__WRITTEN TASK__. Copy word for word the lines from the first one through the line containing "size-header-cell: 3XL — [818, 1418, 902, 1529]", and include that line.

__DATA PROVIDED__.

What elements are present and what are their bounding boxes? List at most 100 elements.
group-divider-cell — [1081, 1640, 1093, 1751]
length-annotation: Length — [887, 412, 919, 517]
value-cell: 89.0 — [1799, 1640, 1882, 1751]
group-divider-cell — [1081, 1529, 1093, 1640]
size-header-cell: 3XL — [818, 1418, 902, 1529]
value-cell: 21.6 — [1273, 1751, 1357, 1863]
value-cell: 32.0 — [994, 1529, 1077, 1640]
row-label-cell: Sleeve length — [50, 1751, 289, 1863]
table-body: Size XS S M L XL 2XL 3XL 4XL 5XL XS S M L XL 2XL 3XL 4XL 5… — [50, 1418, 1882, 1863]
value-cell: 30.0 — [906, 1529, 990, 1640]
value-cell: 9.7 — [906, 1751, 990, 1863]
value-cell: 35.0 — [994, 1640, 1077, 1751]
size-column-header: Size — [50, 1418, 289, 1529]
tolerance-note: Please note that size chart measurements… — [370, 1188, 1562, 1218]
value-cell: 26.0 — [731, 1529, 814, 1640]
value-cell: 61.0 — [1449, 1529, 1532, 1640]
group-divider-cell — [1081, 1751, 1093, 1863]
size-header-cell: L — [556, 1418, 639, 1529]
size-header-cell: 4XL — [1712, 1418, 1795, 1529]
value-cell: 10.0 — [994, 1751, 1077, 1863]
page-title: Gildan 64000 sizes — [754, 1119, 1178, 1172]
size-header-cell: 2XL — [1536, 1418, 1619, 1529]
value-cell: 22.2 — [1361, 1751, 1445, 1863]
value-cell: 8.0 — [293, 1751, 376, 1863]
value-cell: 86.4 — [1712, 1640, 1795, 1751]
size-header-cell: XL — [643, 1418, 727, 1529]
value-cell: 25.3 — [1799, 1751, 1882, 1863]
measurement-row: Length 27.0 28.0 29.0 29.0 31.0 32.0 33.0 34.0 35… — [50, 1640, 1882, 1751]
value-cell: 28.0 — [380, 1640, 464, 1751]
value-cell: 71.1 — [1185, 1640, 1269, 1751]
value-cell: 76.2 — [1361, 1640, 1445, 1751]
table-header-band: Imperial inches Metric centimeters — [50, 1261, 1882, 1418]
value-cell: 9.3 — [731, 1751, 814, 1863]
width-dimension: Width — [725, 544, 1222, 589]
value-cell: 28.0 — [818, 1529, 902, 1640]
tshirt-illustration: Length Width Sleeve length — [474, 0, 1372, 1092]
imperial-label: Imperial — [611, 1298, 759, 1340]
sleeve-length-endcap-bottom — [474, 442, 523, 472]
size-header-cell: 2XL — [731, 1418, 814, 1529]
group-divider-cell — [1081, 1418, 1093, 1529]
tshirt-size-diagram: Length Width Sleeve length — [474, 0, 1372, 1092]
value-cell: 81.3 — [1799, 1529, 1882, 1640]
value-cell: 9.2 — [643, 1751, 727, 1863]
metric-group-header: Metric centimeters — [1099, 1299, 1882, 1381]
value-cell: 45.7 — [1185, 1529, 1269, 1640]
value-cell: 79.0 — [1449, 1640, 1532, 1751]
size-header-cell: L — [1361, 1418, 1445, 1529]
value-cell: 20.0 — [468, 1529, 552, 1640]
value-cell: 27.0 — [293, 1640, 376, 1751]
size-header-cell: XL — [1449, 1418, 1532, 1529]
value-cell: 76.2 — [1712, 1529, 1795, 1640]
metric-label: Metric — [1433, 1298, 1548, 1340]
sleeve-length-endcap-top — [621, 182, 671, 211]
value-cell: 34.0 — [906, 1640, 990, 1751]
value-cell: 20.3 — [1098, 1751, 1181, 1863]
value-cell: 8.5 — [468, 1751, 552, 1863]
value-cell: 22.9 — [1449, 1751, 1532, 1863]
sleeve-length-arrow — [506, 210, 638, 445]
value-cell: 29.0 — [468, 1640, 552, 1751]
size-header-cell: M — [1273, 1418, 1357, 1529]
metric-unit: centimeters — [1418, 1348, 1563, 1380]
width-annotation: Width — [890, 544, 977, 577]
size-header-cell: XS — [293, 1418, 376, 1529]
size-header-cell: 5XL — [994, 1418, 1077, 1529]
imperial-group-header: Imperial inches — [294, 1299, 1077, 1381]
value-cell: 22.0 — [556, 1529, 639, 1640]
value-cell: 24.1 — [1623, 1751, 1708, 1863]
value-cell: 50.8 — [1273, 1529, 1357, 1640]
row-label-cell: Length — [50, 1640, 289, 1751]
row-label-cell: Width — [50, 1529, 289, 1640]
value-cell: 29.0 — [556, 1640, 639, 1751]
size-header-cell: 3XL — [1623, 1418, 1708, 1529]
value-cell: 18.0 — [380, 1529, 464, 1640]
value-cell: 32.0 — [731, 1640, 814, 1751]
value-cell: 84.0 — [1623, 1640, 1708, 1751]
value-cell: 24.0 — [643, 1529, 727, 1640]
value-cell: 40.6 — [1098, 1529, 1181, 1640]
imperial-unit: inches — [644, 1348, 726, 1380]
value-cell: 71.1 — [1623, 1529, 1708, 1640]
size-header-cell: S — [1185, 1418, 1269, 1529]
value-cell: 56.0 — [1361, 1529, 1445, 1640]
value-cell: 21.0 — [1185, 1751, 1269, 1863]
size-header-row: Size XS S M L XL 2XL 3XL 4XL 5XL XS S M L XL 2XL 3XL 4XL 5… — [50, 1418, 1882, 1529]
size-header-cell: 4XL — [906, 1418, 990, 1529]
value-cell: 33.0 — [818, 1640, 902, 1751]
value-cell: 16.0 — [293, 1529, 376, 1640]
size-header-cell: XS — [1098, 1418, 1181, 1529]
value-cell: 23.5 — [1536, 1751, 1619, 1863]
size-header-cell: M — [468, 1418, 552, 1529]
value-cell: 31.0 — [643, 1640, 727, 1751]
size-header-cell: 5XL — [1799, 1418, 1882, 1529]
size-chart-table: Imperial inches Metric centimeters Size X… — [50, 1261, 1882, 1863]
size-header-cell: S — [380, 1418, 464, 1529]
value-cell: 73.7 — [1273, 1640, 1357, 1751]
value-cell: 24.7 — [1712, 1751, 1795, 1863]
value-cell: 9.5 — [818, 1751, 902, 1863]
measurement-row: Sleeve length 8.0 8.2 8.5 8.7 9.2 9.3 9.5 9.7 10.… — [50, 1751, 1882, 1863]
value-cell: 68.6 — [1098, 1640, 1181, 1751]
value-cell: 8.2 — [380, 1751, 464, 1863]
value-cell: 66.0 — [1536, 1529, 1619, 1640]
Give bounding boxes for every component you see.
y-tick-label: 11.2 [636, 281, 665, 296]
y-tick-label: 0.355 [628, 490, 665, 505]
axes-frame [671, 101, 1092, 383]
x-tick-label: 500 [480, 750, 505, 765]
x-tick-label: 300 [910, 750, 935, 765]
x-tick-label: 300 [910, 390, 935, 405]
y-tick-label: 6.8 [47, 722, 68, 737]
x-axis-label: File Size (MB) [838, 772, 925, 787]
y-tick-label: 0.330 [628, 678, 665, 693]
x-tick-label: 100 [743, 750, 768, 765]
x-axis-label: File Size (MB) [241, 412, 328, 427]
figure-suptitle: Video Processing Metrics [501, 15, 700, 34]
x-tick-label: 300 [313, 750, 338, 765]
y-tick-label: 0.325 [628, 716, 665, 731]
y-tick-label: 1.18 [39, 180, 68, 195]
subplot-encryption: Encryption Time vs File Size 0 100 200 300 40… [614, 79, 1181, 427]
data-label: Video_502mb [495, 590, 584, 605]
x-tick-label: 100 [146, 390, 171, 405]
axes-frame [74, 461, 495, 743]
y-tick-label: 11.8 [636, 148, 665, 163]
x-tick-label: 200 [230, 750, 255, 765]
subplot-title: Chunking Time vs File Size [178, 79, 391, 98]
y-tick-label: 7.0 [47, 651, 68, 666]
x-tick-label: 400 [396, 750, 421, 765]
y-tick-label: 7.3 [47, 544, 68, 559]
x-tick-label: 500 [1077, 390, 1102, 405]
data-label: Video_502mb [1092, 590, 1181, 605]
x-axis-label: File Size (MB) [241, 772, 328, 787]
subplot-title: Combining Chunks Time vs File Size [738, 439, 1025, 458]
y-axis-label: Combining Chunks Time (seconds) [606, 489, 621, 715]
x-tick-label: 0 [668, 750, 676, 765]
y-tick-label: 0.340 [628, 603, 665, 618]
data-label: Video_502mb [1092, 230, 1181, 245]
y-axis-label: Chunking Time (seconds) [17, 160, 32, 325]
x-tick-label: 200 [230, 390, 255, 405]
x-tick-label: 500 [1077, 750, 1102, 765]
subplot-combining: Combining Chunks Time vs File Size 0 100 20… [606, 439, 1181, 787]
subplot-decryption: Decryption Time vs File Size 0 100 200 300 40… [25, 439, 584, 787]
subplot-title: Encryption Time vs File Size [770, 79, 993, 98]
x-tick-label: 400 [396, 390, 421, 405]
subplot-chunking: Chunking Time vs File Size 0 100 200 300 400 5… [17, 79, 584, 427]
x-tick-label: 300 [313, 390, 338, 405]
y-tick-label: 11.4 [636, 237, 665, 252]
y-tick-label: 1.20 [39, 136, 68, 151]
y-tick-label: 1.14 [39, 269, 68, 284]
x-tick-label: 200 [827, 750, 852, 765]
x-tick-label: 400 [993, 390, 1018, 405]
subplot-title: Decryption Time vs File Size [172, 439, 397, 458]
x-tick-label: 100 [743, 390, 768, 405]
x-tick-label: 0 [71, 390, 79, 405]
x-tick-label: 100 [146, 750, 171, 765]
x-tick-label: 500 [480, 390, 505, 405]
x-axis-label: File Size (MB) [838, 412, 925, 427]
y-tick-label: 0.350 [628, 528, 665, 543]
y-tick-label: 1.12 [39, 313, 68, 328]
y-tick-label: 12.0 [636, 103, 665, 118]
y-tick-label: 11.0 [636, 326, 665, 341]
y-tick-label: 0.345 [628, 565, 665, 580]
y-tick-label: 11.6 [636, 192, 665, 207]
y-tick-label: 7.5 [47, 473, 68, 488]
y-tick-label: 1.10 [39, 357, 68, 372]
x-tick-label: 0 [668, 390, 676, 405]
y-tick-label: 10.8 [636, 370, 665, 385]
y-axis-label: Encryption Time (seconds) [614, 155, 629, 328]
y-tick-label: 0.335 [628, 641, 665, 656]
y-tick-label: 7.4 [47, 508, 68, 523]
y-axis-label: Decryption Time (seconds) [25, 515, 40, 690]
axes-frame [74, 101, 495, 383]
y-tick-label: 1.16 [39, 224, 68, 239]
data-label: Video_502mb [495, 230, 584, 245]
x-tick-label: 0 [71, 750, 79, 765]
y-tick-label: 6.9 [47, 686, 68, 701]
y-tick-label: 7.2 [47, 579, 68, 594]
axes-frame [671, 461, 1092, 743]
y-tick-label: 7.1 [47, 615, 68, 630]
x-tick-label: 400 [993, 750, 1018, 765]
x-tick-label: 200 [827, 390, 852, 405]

__CORRECT OUTPUT__.
What elements are present and what are their bounding boxes? List at most 100 elements.
group-divider-cell — [1081, 1640, 1093, 1751]
length-annotation: Length — [887, 412, 919, 517]
value-cell: 89.0 — [1799, 1640, 1882, 1751]
group-divider-cell — [1081, 1529, 1093, 1640]
size-header-cell: 3XL — [818, 1418, 902, 1529]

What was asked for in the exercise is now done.